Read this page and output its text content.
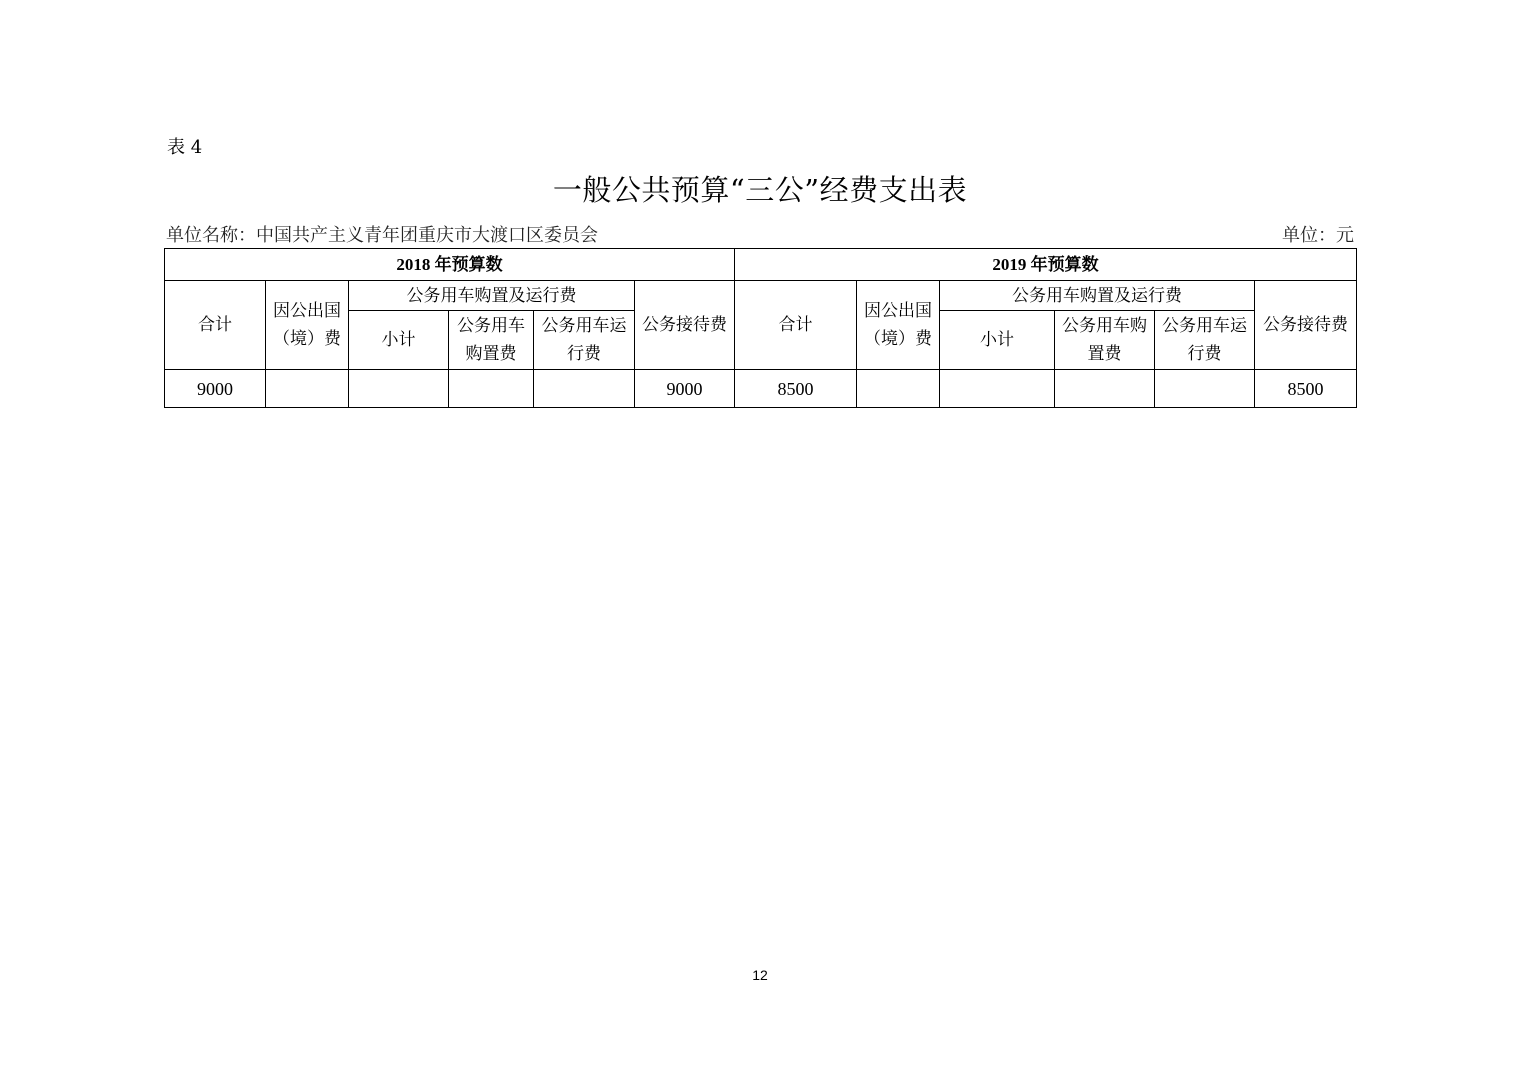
表 4
一般公共预算“三公”经费支出表
单位名称：中国共产主义青年团重庆市大渡口区委员会	单位：元
2018 年预算数						2019 年预算数					
合计	因公出国（境）费	公务用车购置及运行费			公务接待费	合计	因公出国（境）费	公务用车购置及运行费			公务接待费
		小计	公务用车购置费	公务用车运行费				小计	公务用车购置费	公务用车运行费	
9000					9000	8500					8500
12
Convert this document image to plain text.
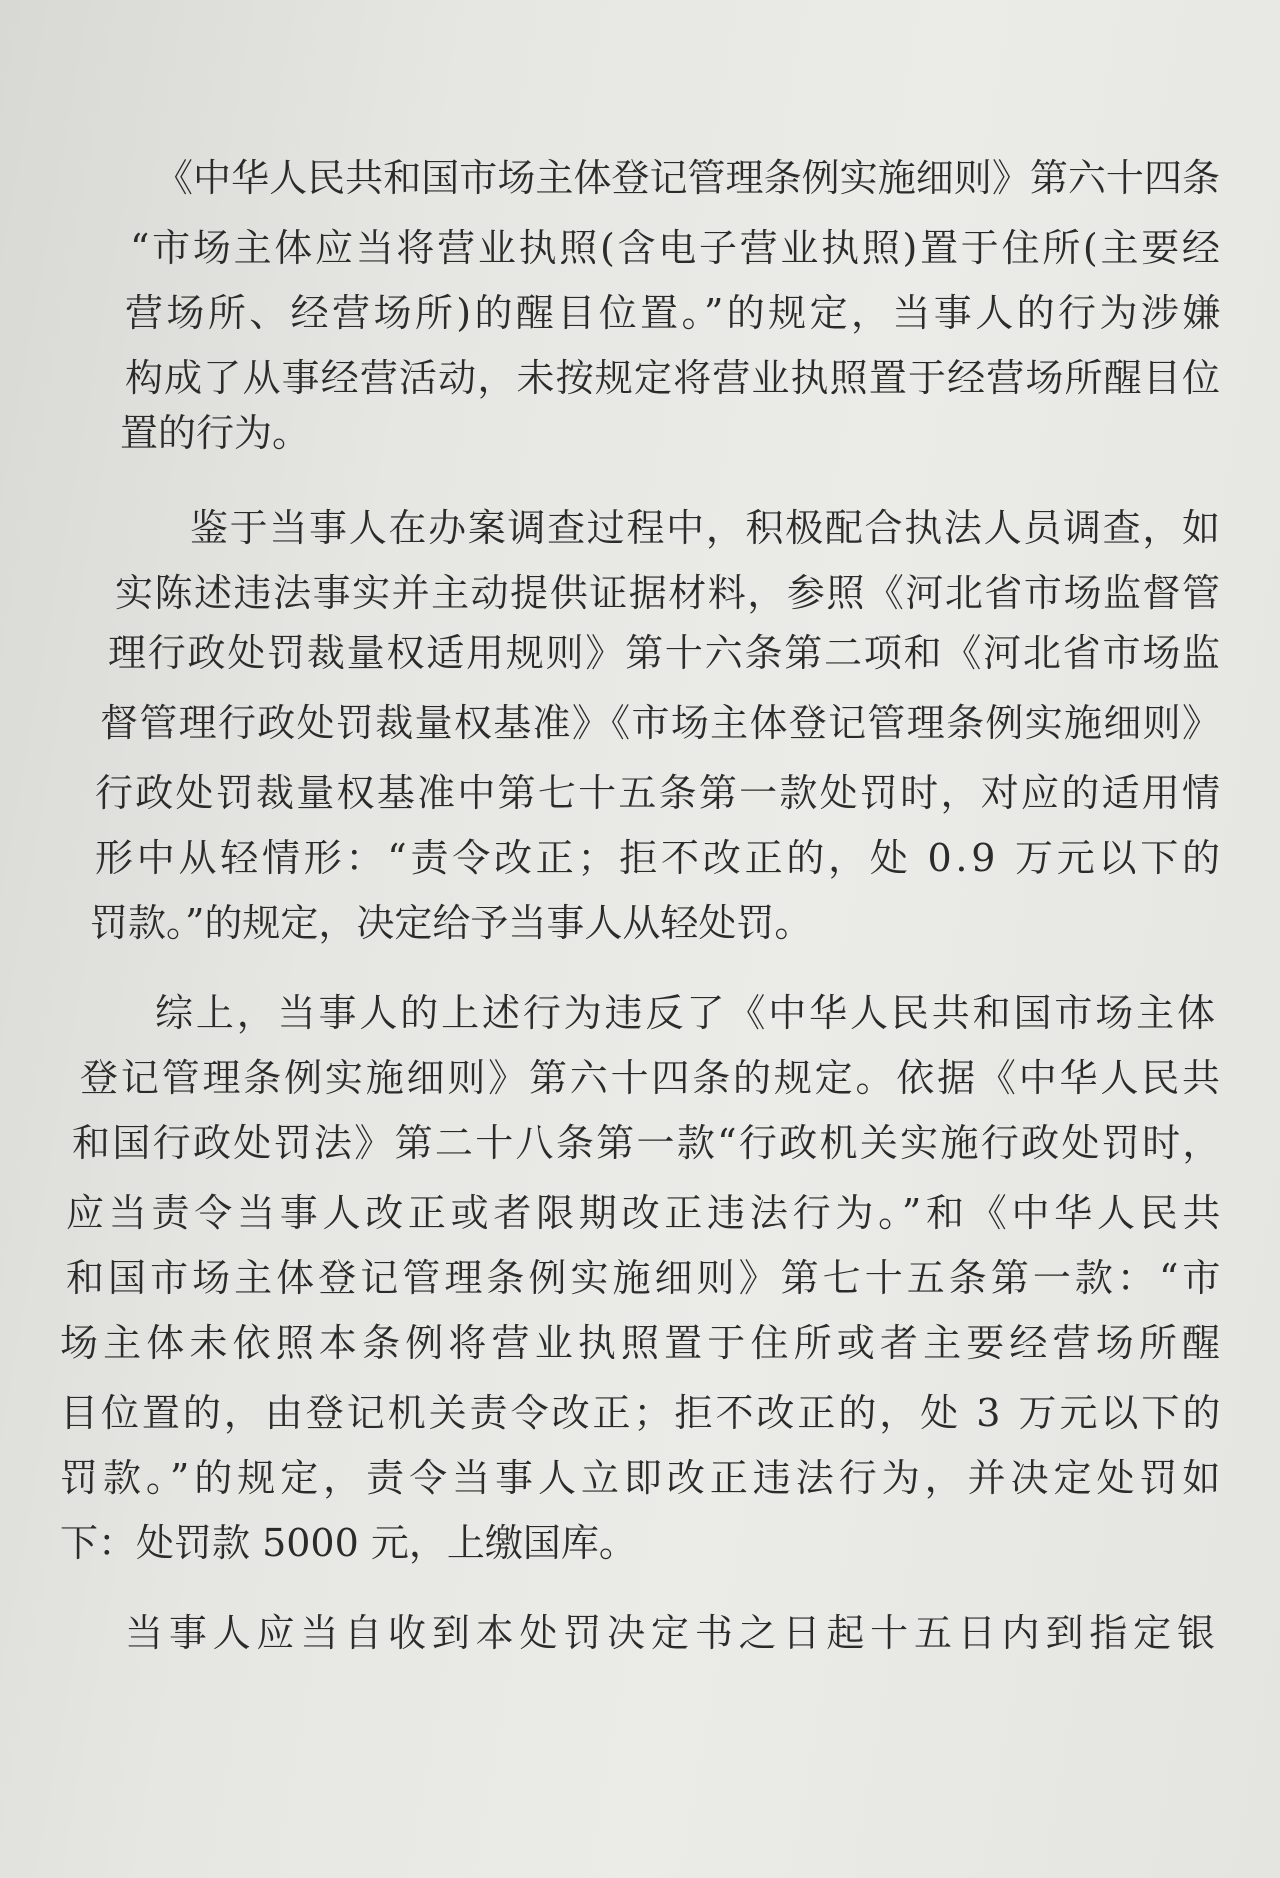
《中华人民共和国市场主体登记管理条例实施细则》第六十四条
“市场主体应当将营业执照(含电子营业执照)置于住所(主要经
营场所、经营场所)的醒目位置。”的规定，当事人的行为涉嫌
构成了从事经营活动，未按规定将营业执照置于经营场所醒目位
置的行为。
鉴于当事人在办案调查过程中，积极配合执法人员调查，如
实陈述违法事实并主动提供证据材料，参照《河北省市场监督管
理行政处罚裁量权适用规则》第十六条第二项和《河北省市场监
督管理行政处罚裁量权基准》《市场主体登记管理条例实施细则》
行政处罚裁量权基准中第七十五条第一款处罚时，对应的适用情
形中从轻情形：“责令改正；拒不改正的，处 0.9 万元以下的
罚款。”的规定，决定给予当事人从轻处罚。
综上，当事人的上述行为违反了《中华人民共和国市场主体
登记管理条例实施细则》第六十四条的规定。依据《中华人民共
和国行政处罚法》第二十八条第一款“行政机关实施行政处罚时，
应当责令当事人改正或者限期改正违法行为。”和《中华人民共
和国市场主体登记管理条例实施细则》第七十五条第一款：“市
场主体未依照本条例将营业执照置于住所或者主要经营场所醒
目位置的，由登记机关责令改正；拒不改正的，处 3 万元以下的
罚款。”的规定，责令当事人立即改正违法行为，并决定处罚如
下：处罚款 5000 元，上缴国库。
当事人应当自收到本处罚决定书之日起十五日内到指定银
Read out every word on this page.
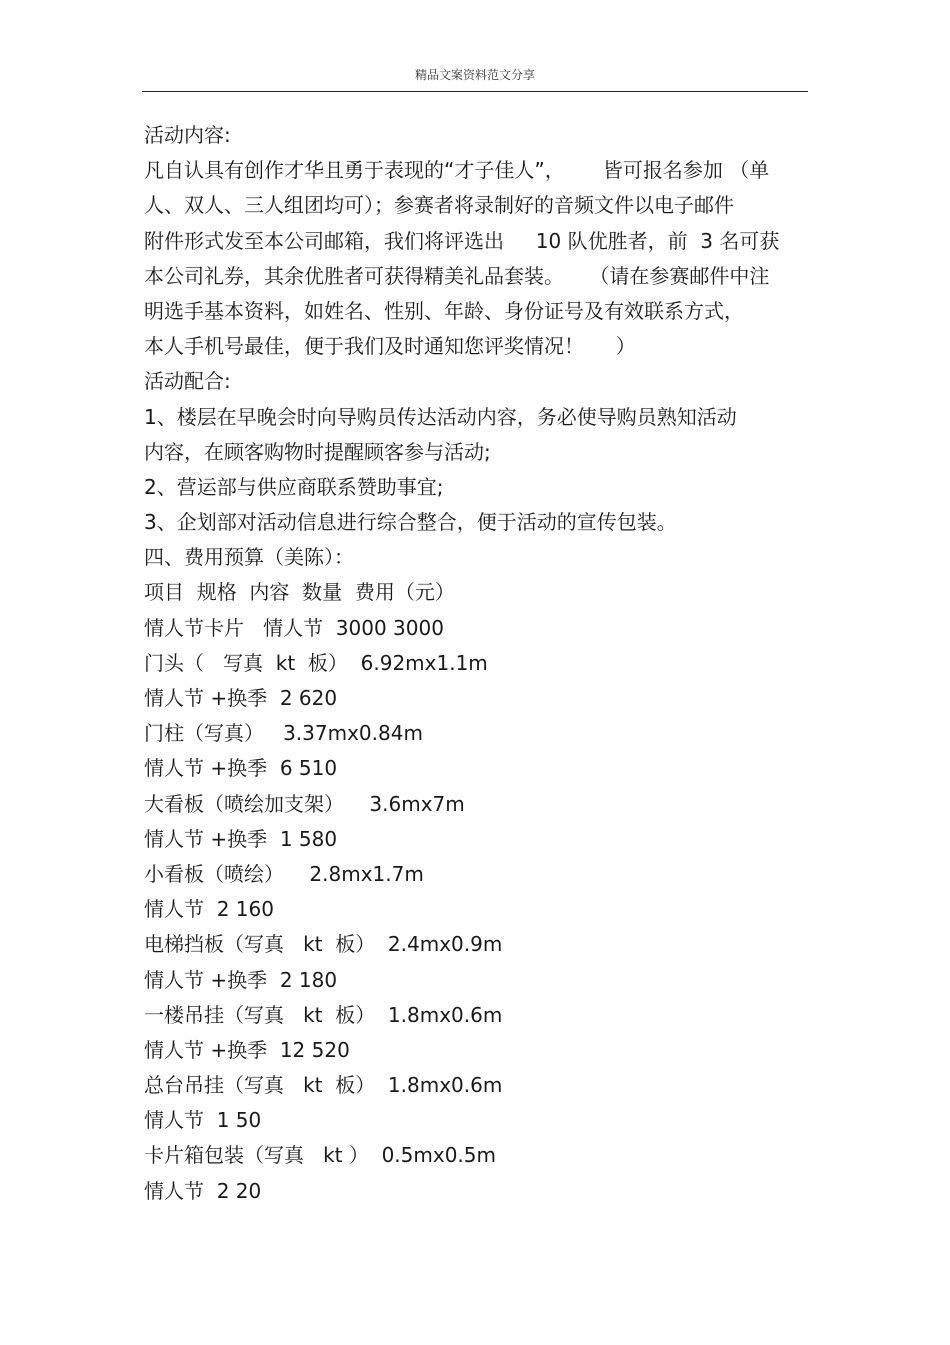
精品文案资料范文分享
活动内容:
凡自认具有创作才华且勇于表现的“才子佳人”，      皆可报名参加 （单
人、双人、三人组团均可）；参赛者将录制好的音频文件以电子邮件
附件形式发至本公司邮箱，我们将评选出     10 队优胜者，前  3 名可获
本公司礼券，其余优胜者可获得精美礼品套装。    （请在参赛邮件中注
明选手基本资料，如姓名、性别、年龄、身份证号及有效联系方式，
本人手机号最佳，便于我们及时通知您评奖情况！     ）
活动配合:
1、楼层在早晚会时向导购员传达活动内容，务必使导购员熟知活动
内容，在顾客购物时提醒顾客参与活动;
2、营运部与供应商联系赞助事宜;
3、企划部对活动信息进行综合整合，便于活动的宣传包装。
四、费用预算（美陈）：
项目  规格  内容  数量  费用（元）
情人节卡片   情人节  3000 3000
门头（   写真  kt  板）  6.92mx1.1m
情人节 +换季  2 620
门柱（写真）   3.37mx0.84m
情人节 +换季  6 510
大看板（喷绘加支架）    3.6mx7m
情人节 +换季  1 580
小看板（喷绘）    2.8mx1.7m
情人节  2 160
电梯挡板（写真   kt  板）  2.4mx0.9m
情人节 +换季  2 180
一楼吊挂（写真   kt  板）  1.8mx0.6m
情人节 +换季  12 520
总台吊挂（写真   kt  板）  1.8mx0.6m
情人节  1 50
卡片箱包装（写真   kt ）  0.5mx0.5m
情人节  2 20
....
**AIM**
Without the pictures, return the entries exactly as they appear.

**CORRECT RESPONSE**
Read this page and output its text content.
表 4
一般公共预算“三公”经费支出表
单位名称：中国共产主义青年团重庆市大渡口区委员会	单位：元
2018 年预算数						2019 年预算数					
合计	因公出国（境）费	公务用车购置及运行费			公务接待费	合计	因公出国（境）费	公务用车购置及运行费			公务接待费
		小计	公务用车购置费	公务用车运行费				小计	公务用车购置费	公务用车运行费	
9000					9000	8500					8500
12
Convert this document image to plain text.
《中华人民共和国市场主体登记管理条例实施细则》第六十四条
“市场主体应当将营业执照(含电子营业执照)置于住所(主要经
营场所、经营场所)的醒目位置。”的规定，当事人的行为涉嫌
构成了从事经营活动，未按规定将营业执照置于经营场所醒目位
置的行为。
鉴于当事人在办案调查过程中，积极配合执法人员调查，如
实陈述违法事实并主动提供证据材料，参照《河北省市场监督管
理行政处罚裁量权适用规则》第十六条第二项和《河北省市场监
督管理行政处罚裁量权基准》《市场主体登记管理条例实施细则》
行政处罚裁量权基准中第七十五条第一款处罚时，对应的适用情
形中从轻情形：“责令改正；拒不改正的，处 0.9 万元以下的
罚款。”的规定，决定给予当事人从轻处罚。
综上，当事人的上述行为违反了《中华人民共和国市场主体
登记管理条例实施细则》第六十四条的规定。依据《中华人民共
和国行政处罚法》第二十八条第一款“行政机关实施行政处罚时，
应当责令当事人改正或者限期改正违法行为。”和《中华人民共
和国市场主体登记管理条例实施细则》第七十五条第一款：“市
场主体未依照本条例将营业执照置于住所或者主要经营场所醒
目位置的，由登记机关责令改正；拒不改正的，处 3 万元以下的
罚款。”的规定，责令当事人立即改正违法行为，并决定处罚如
下：处罚款 5000 元，上缴国库。
当事人应当自收到本处罚决定书之日起十五日内到指定银
Read out every word on this page.
精品文案资料范文分享
活动内容:
凡自认具有创作才华且勇于表现的“才子佳人”，      皆可报名参加 （单
人、双人、三人组团均可）；参赛者将录制好的音频文件以电子邮件
附件形式发至本公司邮箱，我们将评选出     10 队优胜者，前  3 名可获
本公司礼券，其余优胜者可获得精美礼品套装。    （请在参赛邮件中注
明选手基本资料，如姓名、性别、年龄、身份证号及有效联系方式，
本人手机号最佳，便于我们及时通知您评奖情况！     ）
活动配合:
1、楼层在早晚会时向导购员传达活动内容，务必使导购员熟知活动
内容，在顾客购物时提醒顾客参与活动;
2、营运部与供应商联系赞助事宜;
3、企划部对活动信息进行综合整合，便于活动的宣传包装。
四、费用预算（美陈）：
项目  规格  内容  数量  费用（元）
情人节卡片   情人节  3000 3000
门头（   写真  kt  板）  6.92mx1.1m
情人节 +换季  2 620
门柱（写真）   3.37mx0.84m
情人节 +换季  6 510
大看板（喷绘加支架）    3.6mx7m
情人节 +换季  1 580
小看板（喷绘）    2.8mx1.7m
情人节  2 160
电梯挡板（写真   kt  板）  2.4mx0.9m
情人节 +换季  2 180
一楼吊挂（写真   kt  板）  1.8mx0.6m
情人节 +换季  12 520
总台吊挂（写真   kt  板）  1.8mx0.6m
情人节  1 50
卡片箱包装（写真   kt ）  0.5mx0.5m
情人节  2 20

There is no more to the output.